**What is needed:**
Repeat each entry in full, exactly.

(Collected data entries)
:::::
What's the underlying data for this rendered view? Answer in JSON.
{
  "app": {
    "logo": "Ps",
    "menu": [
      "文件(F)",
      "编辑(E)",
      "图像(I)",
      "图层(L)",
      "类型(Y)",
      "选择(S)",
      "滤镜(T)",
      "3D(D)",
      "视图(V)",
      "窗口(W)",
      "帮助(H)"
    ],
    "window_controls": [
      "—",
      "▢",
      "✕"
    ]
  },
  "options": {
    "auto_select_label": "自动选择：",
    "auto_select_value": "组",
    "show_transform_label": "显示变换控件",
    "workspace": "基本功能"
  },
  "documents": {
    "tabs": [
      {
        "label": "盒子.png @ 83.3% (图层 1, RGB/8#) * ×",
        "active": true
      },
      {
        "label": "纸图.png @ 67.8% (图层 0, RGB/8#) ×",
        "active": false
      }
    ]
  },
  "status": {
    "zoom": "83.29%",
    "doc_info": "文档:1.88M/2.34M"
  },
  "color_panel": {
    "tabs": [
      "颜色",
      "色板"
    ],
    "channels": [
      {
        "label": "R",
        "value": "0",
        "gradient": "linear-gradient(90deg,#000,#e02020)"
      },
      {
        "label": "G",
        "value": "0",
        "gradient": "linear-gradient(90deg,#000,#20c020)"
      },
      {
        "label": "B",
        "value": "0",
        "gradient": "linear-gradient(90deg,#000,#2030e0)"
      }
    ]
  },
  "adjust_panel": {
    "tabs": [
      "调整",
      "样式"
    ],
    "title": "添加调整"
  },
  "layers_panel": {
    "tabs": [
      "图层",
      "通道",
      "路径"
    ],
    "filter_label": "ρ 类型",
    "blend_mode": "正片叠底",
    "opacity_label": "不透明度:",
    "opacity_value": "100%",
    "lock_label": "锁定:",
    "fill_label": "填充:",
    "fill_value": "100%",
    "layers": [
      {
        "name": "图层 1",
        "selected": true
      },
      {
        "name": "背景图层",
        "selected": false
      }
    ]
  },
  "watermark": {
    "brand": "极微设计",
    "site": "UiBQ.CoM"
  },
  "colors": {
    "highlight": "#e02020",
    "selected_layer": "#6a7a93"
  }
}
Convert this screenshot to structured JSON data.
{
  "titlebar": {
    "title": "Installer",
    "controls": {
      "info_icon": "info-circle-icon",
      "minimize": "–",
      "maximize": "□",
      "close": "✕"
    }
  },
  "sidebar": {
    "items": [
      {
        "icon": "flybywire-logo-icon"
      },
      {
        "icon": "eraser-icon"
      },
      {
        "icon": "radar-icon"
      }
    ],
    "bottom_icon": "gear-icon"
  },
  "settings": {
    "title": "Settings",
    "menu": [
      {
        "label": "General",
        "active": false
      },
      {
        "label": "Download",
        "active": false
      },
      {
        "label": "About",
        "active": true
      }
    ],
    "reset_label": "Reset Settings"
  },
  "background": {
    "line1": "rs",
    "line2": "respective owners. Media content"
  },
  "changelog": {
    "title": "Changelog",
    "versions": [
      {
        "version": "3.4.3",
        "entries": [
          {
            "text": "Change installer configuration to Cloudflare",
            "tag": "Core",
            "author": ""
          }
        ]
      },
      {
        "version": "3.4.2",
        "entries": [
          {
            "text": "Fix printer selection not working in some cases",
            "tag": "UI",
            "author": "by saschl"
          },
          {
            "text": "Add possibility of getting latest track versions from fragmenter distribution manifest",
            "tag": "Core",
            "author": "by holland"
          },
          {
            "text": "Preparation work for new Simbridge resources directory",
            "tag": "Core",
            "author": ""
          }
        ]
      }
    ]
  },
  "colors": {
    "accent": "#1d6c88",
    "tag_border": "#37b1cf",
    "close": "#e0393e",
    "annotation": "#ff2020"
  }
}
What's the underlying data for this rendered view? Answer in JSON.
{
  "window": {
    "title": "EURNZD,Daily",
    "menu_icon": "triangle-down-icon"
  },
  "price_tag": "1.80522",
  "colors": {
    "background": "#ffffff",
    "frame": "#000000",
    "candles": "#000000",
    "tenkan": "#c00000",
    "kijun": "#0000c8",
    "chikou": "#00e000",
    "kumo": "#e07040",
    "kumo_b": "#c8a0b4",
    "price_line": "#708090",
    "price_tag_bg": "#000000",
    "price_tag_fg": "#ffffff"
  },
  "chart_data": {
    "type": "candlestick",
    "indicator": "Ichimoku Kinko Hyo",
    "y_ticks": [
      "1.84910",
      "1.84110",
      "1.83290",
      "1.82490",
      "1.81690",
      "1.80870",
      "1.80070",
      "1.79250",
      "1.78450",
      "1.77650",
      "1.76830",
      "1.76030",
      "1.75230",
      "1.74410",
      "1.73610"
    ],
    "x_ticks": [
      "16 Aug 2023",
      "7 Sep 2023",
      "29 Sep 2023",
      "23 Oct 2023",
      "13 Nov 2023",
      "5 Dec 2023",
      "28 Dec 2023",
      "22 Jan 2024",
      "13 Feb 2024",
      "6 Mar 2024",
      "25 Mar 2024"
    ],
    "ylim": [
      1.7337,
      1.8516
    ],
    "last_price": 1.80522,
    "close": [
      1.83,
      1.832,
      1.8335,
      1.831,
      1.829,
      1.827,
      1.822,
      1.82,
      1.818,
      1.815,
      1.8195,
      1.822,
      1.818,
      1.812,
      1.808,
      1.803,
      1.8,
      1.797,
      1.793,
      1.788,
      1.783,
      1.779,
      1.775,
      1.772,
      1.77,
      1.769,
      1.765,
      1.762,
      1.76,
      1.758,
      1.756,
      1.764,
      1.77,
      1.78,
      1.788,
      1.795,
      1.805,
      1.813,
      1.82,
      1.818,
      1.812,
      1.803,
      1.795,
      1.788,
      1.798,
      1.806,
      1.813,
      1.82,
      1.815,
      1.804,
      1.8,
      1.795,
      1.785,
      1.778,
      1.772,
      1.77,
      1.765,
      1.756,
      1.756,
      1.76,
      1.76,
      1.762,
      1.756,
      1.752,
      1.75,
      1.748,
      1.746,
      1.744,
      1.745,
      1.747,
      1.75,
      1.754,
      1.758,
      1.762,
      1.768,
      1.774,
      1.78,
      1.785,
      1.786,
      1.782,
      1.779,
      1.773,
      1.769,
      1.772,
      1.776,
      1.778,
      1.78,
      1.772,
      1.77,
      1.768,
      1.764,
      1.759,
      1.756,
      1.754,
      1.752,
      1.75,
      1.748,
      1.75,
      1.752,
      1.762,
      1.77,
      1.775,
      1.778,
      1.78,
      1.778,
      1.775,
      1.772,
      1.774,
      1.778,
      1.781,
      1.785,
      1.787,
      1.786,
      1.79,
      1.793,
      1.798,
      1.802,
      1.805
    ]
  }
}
:::::
**Solution below:**
What's the underlying data for this rendered view? Answer in JSON.
{
  "app": {
    "logo": "Ps",
    "menu": [
      "文件(F)",
      "编辑(E)",
      "图像(I)",
      "图层(L)",
      "类型(Y)",
      "选择(S)",
      "滤镜(T)",
      "3D(D)",
      "视图(V)",
      "窗口(W)",
      "帮助(H)"
    ],
    "window_controls": [
      "—",
      "▢",
      "✕"
    ]
  },
  "options": {
    "auto_select_label": "自动选择：",
    "auto_select_value": "组",
    "show_transform_label": "显示变换控件",
    "workspace": "基本功能"
  },
  "documents": {
    "tabs": [
      {
        "label": "盒子.png @ 83.3% (图层 1, RGB/8#) * ×",
        "active": true
      },
      {
        "label": "纸图.png @ 67.8% (图层 0, RGB/8#) ×",
        "active": false
      }
    ]
  },
  "status": {
    "zoom": "83.29%",
    "doc_info": "文档:1.88M/2.34M"
  },
  "color_panel": {
    "tabs": [
      "颜色",
      "色板"
    ],
    "channels": [
      {
        "label": "R",
        "value": "0",
        "gradient": "linear-gradient(90deg,#000,#e02020)"
      },
      {
        "label": "G",
        "value": "0",
        "gradient": "linear-gradient(90deg,#000,#20c020)"
      },
      {
        "label": "B",
        "value": "0",
        "gradient": "linear-gradient(90deg,#000,#2030e0)"
      }
    ]
  },
  "adjust_panel": {
    "tabs": [
      "调整",
      "样式"
    ],
    "title": "添加调整"
  },
  "layers_panel": {
    "tabs": [
      "图层",
      "通道",
      "路径"
    ],
    "filter_label": "ρ 类型",
    "blend_mode": "正片叠底",
    "opacity_label": "不透明度:",
    "opacity_value": "100%",
    "lock_label": "锁定:",
    "fill_label": "填充:",
    "fill_value": "100%",
    "layers": [
      {
        "name": "图层 1",
        "selected": true
      },
      {
        "name": "背景图层",
        "selected": false
      }
    ]
  },
  "watermark": {
    "brand": "极微设计",
    "site": "UiBQ.CoM"
  },
  "colors": {
    "highlight": "#e02020",
    "selected_layer": "#6a7a93"
  }
}
Convert this screenshot to structured JSON data.
{
  "titlebar": {
    "title": "Installer",
    "controls": {
      "info_icon": "info-circle-icon",
      "minimize": "–",
      "maximize": "□",
      "close": "✕"
    }
  },
  "sidebar": {
    "items": [
      {
        "icon": "flybywire-logo-icon"
      },
      {
        "icon": "eraser-icon"
      },
      {
        "icon": "radar-icon"
      }
    ],
    "bottom_icon": "gear-icon"
  },
  "settings": {
    "title": "Settings",
    "menu": [
      {
        "label": "General",
        "active": false
      },
      {
        "label": "Download",
        "active": false
      },
      {
        "label": "About",
        "active": true
      }
    ],
    "reset_label": "Reset Settings"
  },
  "background": {
    "line1": "rs",
    "line2": "respective owners. Media content"
  },
  "changelog": {
    "title": "Changelog",
    "versions": [
      {
        "version": "3.4.3",
        "entries": [
          {
            "text": "Change installer configuration to Cloudflare",
            "tag": "Core",
            "author": ""
          }
        ]
      },
      {
        "version": "3.4.2",
        "entries": [
          {
            "text": "Fix printer selection not working in some cases",
            "tag": "UI",
            "author": "by saschl"
          },
          {
            "text": "Add possibility of getting latest track versions from fragmenter distribution manifest",
            "tag": "Core",
            "author": "by holland"
          },
          {
            "text": "Preparation work for new Simbridge resources directory",
            "tag": "Core",
            "author": ""
          }
        ]
      }
    ]
  },
  "colors": {
    "accent": "#1d6c88",
    "tag_border": "#37b1cf",
    "close": "#e0393e",
    "annotation": "#ff2020"
  }
}
What's the underlying data for this rendered view? Answer in JSON.
{
  "window": {
    "title": "EURNZD,Daily",
    "menu_icon": "triangle-down-icon"
  },
  "price_tag": "1.80522",
  "colors": {
    "background": "#ffffff",
    "frame": "#000000",
    "candles": "#000000",
    "tenkan": "#c00000",
    "kijun": "#0000c8",
    "chikou": "#00e000",
    "kumo": "#e07040",
    "kumo_b": "#c8a0b4",
    "price_line": "#708090",
    "price_tag_bg": "#000000",
    "price_tag_fg": "#ffffff"
  },
  "chart_data": {
    "type": "candlestick",
    "indicator": "Ichimoku Kinko Hyo",
    "y_ticks": [
      "1.84910",
      "1.84110",
      "1.83290",
      "1.82490",
      "1.81690",
      "1.80870",
      "1.80070",
      "1.79250",
      "1.78450",
      "1.77650",
      "1.76830",
      "1.76030",
      "1.75230",
      "1.74410",
      "1.73610"
    ],
    "x_ticks": [
      "16 Aug 2023",
      "7 Sep 2023",
      "29 Sep 2023",
      "23 Oct 2023",
      "13 Nov 2023",
      "5 Dec 2023",
      "28 Dec 2023",
      "22 Jan 2024",
      "13 Feb 2024",
      "6 Mar 2024",
      "25 Mar 2024"
    ],
    "ylim": [
      1.7337,
      1.8516
    ],
    "last_price": 1.80522,
    "close": [
      1.83,
      1.832,
      1.8335,
      1.831,
      1.829,
      1.827,
      1.822,
      1.82,
      1.818,
      1.815,
      1.8195,
      1.822,
      1.818,
      1.812,
      1.808,
      1.803,
      1.8,
      1.797,
      1.793,
      1.788,
      1.783,
      1.779,
      1.775,
      1.772,
      1.77,
      1.769,
      1.765,
      1.762,
      1.76,
      1.758,
      1.756,
      1.764,
      1.77,
      1.78,
      1.788,
      1.795,
      1.805,
      1.813,
      1.82,
      1.818,
      1.812,
      1.803,
      1.795,
      1.788,
      1.798,
      1.806,
      1.813,
      1.82,
      1.815,
      1.804,
      1.8,
      1.795,
      1.785,
      1.778,
      1.772,
      1.77,
      1.765,
      1.756,
      1.756,
      1.76,
      1.76,
      1.762,
      1.756,
      1.752,
      1.75,
      1.748,
      1.746,
      1.744,
      1.745,
      1.747,
      1.75,
      1.754,
      1.758,
      1.762,
      1.768,
      1.774,
      1.78,
      1.785,
      1.786,
      1.782,
      1.779,
      1.773,
      1.769,
      1.772,
      1.776,
      1.778,
      1.78,
      1.772,
      1.77,
      1.768,
      1.764,
      1.759,
      1.756,
      1.754,
      1.752,
      1.75,
      1.748,
      1.75,
      1.752,
      1.762,
      1.77,
      1.775,
      1.778,
      1.78,
      1.778,
      1.775,
      1.772,
      1.774,
      1.778,
      1.781,
      1.785,
      1.787,
      1.786,
      1.79,
      1.793,
      1.798,
      1.802,
      1.805
    ]
  }
}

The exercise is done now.